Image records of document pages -
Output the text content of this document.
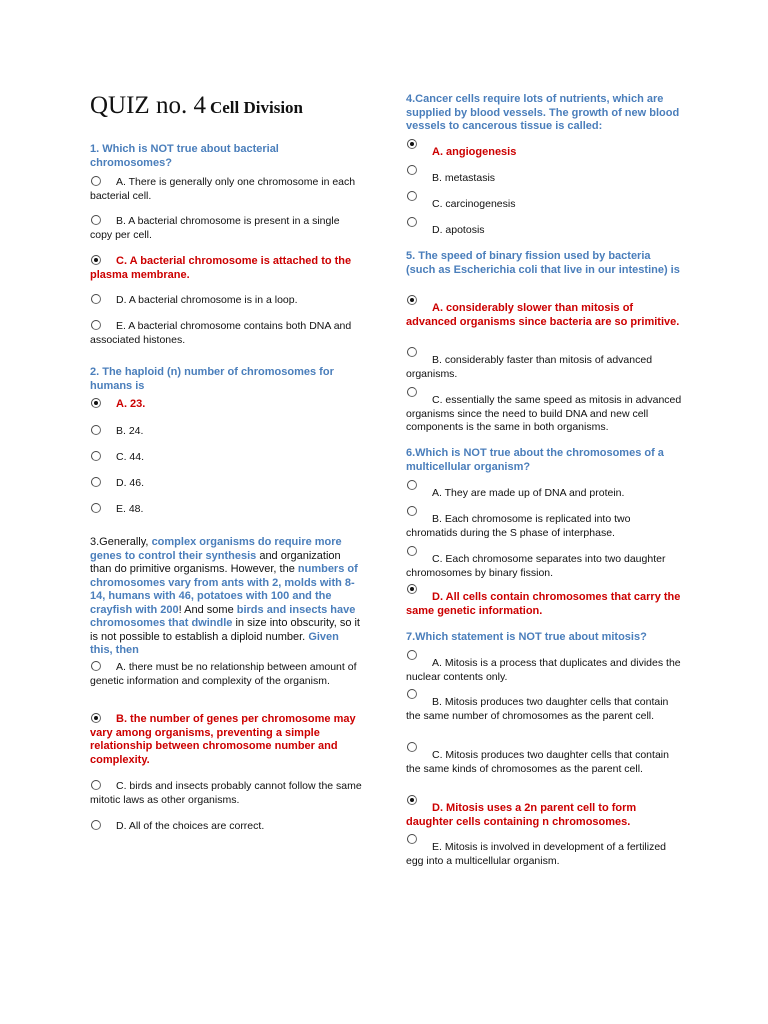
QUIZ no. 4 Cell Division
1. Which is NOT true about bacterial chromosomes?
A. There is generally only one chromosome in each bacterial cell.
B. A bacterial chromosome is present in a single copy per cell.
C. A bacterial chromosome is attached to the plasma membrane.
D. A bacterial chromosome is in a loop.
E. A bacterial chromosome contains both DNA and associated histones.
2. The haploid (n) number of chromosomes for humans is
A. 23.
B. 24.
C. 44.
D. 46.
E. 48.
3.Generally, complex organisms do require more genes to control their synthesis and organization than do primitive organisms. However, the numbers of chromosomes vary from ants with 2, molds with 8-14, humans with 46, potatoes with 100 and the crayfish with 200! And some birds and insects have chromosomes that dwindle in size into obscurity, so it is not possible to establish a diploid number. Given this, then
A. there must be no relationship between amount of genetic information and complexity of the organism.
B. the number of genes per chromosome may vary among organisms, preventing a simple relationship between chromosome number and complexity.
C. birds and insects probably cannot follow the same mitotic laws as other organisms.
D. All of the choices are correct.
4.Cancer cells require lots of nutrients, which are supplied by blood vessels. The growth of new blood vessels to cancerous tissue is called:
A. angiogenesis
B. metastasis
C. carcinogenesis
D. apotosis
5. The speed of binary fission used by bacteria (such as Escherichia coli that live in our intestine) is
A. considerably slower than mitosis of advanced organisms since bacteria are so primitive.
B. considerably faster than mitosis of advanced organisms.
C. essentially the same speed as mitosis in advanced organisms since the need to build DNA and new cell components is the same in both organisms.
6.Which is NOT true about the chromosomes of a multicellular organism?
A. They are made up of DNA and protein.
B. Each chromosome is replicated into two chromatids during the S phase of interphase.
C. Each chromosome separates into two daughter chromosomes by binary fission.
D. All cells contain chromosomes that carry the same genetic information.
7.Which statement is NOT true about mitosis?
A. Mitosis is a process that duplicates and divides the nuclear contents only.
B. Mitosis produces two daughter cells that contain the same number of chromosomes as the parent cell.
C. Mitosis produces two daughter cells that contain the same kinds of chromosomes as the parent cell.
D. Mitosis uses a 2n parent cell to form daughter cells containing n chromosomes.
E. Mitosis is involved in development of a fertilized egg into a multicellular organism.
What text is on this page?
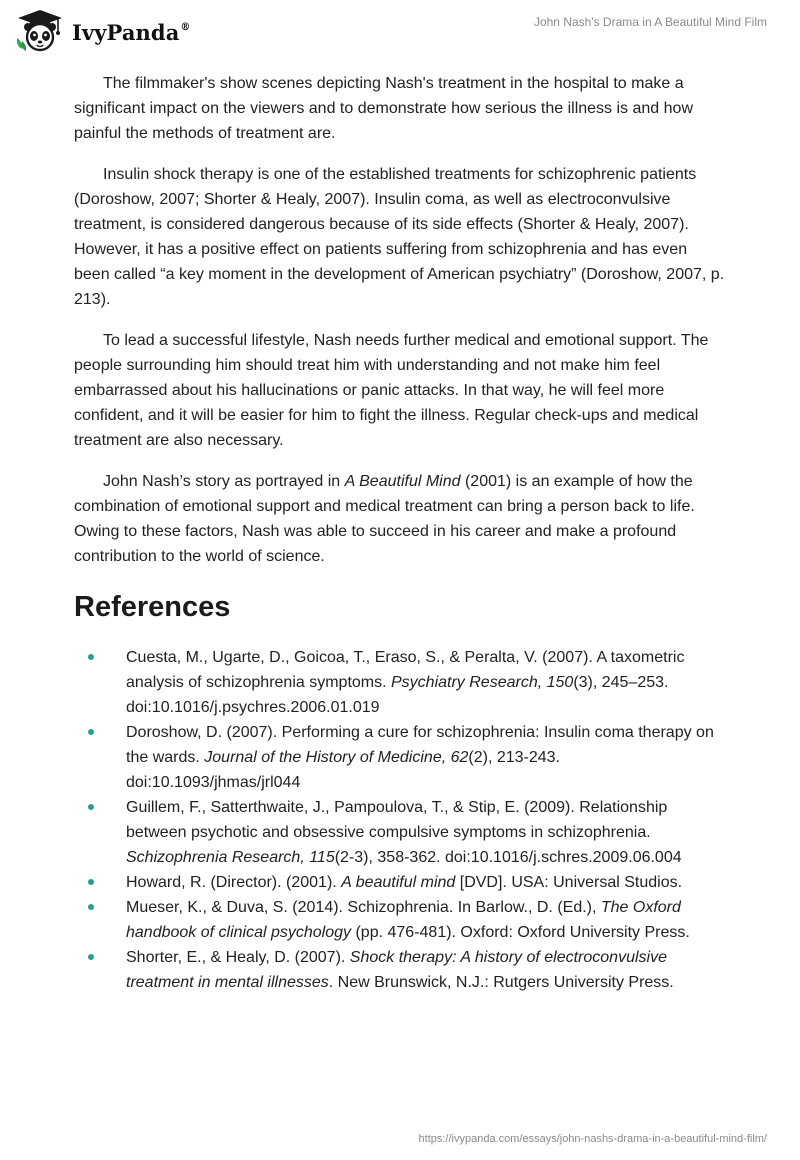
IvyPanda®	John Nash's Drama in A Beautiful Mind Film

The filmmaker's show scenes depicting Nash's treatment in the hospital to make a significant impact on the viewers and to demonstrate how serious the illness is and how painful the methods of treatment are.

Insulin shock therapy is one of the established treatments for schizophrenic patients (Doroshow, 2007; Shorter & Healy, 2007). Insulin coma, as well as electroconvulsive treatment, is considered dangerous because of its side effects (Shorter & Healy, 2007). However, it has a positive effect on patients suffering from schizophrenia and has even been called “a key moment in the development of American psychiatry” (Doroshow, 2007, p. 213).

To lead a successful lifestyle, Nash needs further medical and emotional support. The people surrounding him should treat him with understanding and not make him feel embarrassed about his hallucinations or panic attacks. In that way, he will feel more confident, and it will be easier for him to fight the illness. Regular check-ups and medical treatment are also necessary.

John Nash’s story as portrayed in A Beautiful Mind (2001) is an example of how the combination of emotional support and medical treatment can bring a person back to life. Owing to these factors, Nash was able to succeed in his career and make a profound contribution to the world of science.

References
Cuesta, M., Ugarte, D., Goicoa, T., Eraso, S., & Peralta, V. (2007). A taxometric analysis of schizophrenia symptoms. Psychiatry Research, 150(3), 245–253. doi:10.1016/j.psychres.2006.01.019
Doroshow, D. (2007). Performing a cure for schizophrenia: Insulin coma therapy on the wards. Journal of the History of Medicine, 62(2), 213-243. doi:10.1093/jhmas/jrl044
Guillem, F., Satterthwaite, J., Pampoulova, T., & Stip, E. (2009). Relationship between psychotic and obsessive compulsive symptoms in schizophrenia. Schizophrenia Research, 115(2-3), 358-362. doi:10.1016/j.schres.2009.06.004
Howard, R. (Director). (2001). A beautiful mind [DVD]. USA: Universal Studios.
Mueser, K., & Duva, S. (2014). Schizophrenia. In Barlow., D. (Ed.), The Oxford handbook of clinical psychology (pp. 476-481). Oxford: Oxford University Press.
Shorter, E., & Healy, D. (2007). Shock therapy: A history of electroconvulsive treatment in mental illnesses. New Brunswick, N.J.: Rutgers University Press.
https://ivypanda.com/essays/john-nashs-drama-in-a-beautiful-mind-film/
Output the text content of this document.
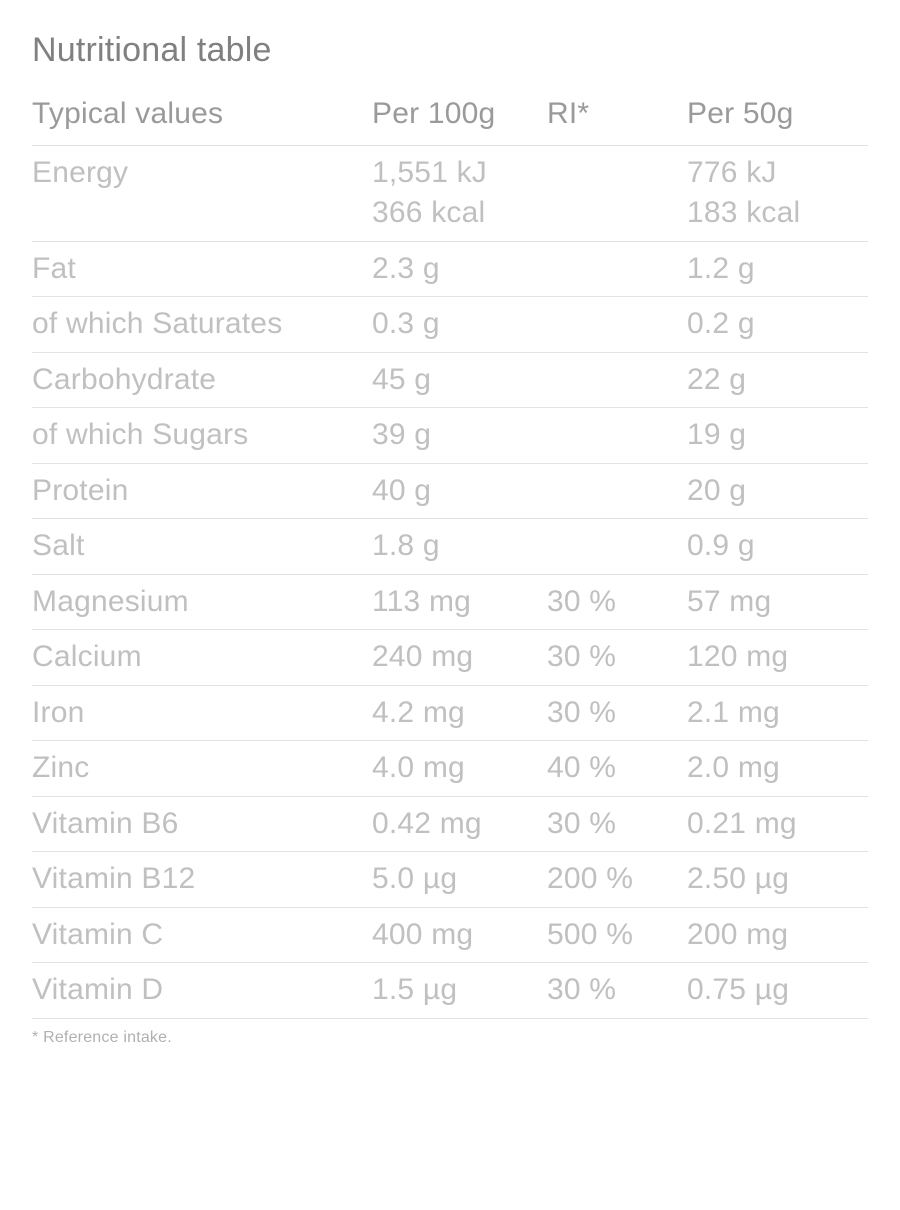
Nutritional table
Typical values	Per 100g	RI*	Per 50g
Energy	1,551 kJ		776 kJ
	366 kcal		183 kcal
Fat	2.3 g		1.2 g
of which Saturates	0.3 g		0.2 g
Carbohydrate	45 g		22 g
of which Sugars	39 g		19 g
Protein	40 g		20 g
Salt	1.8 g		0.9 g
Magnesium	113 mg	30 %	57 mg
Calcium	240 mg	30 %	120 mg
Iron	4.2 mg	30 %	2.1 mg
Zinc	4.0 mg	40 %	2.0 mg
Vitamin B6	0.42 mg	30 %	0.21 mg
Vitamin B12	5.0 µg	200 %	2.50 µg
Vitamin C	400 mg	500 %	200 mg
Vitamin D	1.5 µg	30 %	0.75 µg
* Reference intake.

How to complete this task - Report each line of the data in which "complexity" occurs.

Response -
A. there must be no relationship between amount of genetic information and complexity of the organism.
B. the number of genes per chromosome may vary among organisms, preventing a simple relationship between chromosome number and complexity.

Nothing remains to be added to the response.